start LISTING

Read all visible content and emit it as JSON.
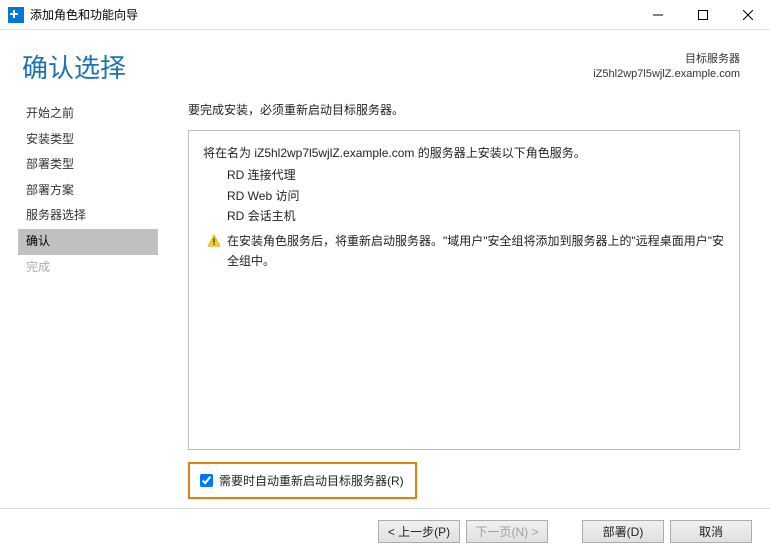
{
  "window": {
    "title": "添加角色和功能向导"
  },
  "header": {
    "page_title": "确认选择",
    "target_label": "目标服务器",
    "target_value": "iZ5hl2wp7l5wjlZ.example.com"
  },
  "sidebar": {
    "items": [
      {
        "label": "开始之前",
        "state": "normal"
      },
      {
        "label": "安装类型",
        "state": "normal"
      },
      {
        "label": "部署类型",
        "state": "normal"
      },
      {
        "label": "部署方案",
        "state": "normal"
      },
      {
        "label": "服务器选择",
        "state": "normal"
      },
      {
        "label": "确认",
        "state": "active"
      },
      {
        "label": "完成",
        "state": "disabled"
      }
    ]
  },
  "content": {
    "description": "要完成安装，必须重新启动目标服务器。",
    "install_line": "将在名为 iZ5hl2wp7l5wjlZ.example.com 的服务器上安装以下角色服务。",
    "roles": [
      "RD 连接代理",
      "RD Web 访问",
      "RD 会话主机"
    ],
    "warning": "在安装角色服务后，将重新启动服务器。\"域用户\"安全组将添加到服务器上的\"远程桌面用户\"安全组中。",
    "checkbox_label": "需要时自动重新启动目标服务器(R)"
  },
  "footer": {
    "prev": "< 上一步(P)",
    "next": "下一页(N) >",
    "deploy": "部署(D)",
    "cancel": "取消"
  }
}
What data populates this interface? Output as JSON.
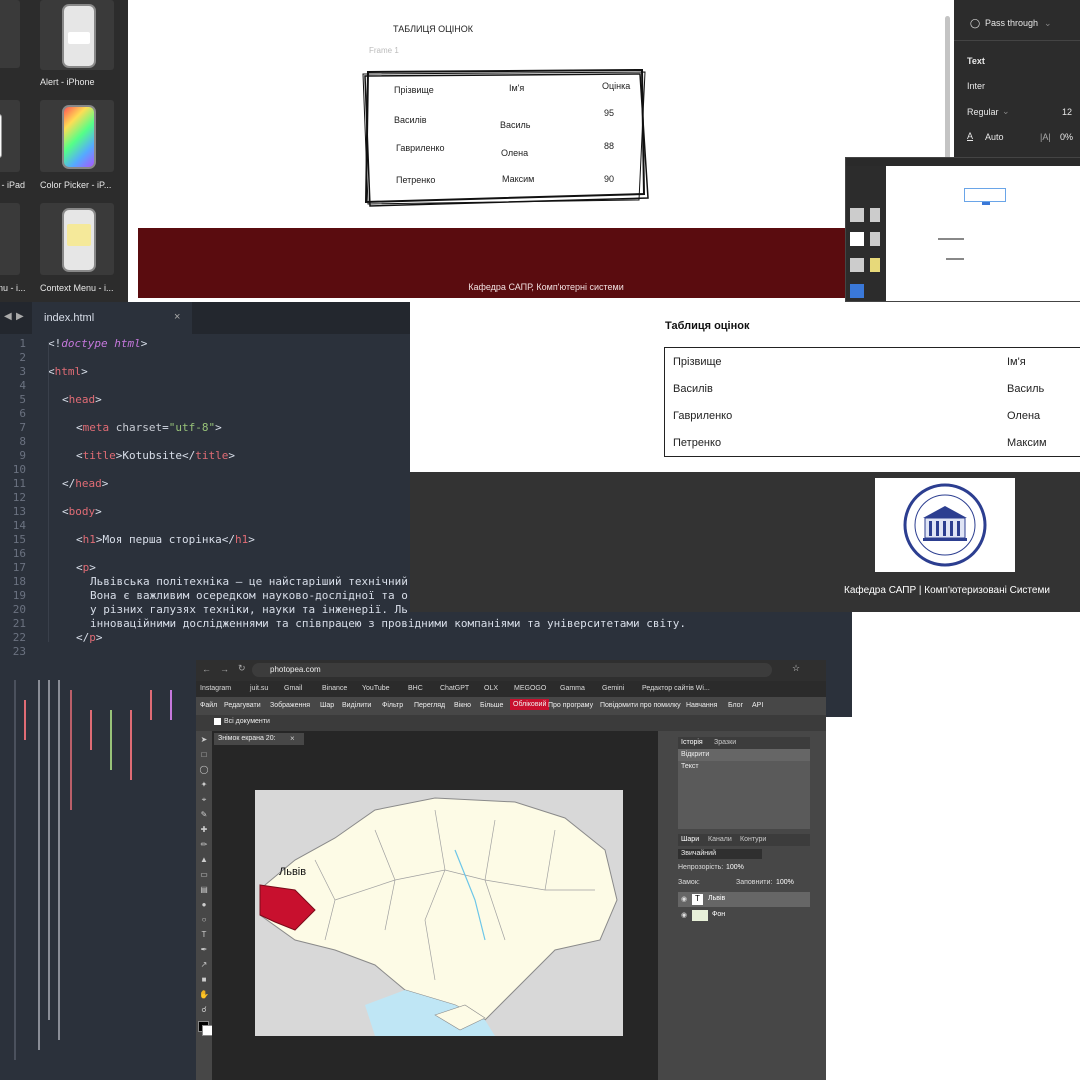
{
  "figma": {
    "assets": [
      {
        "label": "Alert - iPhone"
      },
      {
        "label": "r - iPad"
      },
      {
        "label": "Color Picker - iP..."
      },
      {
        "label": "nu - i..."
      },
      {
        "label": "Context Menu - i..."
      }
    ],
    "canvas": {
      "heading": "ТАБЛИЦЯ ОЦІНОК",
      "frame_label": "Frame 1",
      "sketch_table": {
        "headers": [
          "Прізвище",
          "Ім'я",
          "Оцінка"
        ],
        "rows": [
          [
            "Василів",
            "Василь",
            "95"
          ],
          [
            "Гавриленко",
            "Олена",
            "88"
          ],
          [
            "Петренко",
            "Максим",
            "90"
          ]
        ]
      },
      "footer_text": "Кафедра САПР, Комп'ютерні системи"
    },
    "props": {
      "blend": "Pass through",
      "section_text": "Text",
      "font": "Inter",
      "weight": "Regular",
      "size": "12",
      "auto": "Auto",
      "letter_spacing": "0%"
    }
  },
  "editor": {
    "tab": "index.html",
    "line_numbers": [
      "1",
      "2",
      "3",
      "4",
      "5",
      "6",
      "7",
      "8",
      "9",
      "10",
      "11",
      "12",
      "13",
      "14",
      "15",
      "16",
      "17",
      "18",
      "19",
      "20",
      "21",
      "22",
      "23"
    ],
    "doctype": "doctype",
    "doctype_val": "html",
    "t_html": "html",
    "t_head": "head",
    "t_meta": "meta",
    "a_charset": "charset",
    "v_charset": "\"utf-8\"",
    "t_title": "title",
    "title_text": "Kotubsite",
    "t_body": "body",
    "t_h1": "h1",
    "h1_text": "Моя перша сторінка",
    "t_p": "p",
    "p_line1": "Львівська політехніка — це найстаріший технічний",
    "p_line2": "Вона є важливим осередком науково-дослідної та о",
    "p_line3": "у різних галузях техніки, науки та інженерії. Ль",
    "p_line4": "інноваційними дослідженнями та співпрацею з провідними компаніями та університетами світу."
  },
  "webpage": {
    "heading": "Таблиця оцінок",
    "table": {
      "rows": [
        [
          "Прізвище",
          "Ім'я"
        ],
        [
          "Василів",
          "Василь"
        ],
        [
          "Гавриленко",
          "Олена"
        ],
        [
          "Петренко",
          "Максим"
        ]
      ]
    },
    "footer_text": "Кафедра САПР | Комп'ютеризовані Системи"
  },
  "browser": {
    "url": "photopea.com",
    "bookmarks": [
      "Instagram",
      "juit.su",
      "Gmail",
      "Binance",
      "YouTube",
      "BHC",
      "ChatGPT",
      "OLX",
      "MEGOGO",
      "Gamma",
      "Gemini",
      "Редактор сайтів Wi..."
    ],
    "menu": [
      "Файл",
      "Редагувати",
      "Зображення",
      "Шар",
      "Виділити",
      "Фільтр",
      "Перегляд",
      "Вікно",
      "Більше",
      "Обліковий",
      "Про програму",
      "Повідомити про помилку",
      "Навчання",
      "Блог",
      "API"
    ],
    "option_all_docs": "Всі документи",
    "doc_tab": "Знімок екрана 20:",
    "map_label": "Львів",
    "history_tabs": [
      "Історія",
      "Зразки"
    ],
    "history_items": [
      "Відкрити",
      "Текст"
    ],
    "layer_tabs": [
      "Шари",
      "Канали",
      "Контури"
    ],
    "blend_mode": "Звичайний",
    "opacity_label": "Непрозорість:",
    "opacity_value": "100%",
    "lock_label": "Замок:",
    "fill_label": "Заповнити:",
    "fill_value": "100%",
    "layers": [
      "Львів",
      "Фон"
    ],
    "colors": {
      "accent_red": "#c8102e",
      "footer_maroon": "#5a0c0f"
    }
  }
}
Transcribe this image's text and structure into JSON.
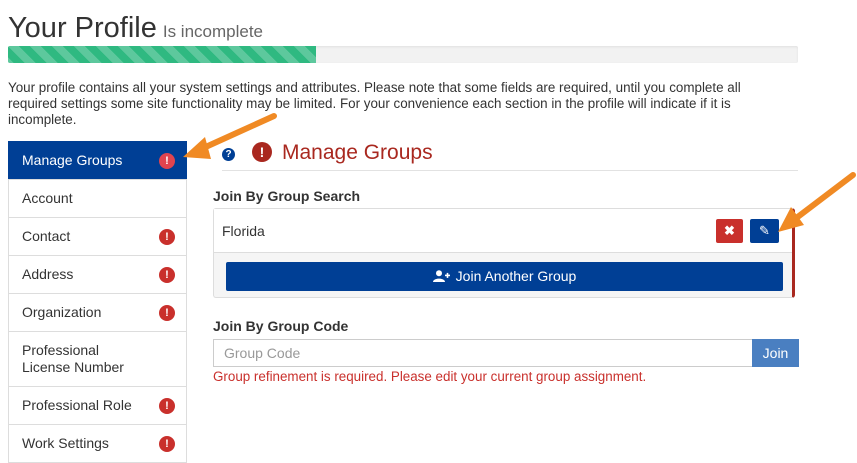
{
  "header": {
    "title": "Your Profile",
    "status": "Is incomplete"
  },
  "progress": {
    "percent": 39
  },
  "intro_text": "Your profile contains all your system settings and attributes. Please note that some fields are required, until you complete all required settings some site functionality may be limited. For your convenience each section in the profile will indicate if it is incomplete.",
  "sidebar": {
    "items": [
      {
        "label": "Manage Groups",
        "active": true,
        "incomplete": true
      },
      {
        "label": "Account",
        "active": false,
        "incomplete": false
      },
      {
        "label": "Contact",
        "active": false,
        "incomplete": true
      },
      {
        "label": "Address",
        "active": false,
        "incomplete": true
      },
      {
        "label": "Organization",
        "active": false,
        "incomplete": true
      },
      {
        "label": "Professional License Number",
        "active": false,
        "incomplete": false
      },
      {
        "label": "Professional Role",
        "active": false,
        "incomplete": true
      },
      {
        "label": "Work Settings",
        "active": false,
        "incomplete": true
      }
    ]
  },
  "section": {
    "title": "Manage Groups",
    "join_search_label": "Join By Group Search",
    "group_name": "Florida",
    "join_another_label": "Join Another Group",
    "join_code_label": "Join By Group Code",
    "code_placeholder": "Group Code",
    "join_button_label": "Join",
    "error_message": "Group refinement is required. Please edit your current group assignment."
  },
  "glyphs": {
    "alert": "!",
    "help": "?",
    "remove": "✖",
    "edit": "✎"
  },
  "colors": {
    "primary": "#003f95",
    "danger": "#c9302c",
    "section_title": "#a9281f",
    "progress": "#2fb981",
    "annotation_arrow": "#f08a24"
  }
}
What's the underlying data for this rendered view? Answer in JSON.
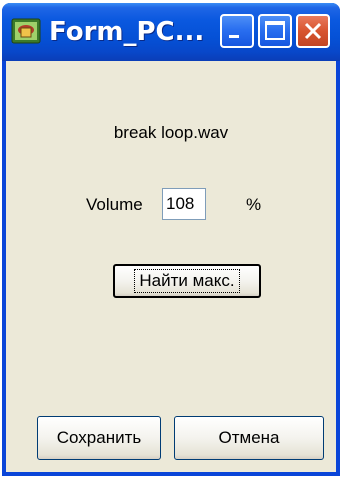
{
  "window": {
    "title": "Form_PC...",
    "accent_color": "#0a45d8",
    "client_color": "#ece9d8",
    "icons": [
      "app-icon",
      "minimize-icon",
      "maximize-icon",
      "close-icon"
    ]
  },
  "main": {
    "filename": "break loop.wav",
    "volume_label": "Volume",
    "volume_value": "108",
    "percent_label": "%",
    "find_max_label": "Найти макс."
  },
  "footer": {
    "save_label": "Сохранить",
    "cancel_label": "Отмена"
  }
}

end LISTING

• [WHAT IS BEING ASKED]: Some lines of the data may hold the word "Manage". Say how many do, with nothing else.

• [ANSWER TO THE EXERCISE]: 2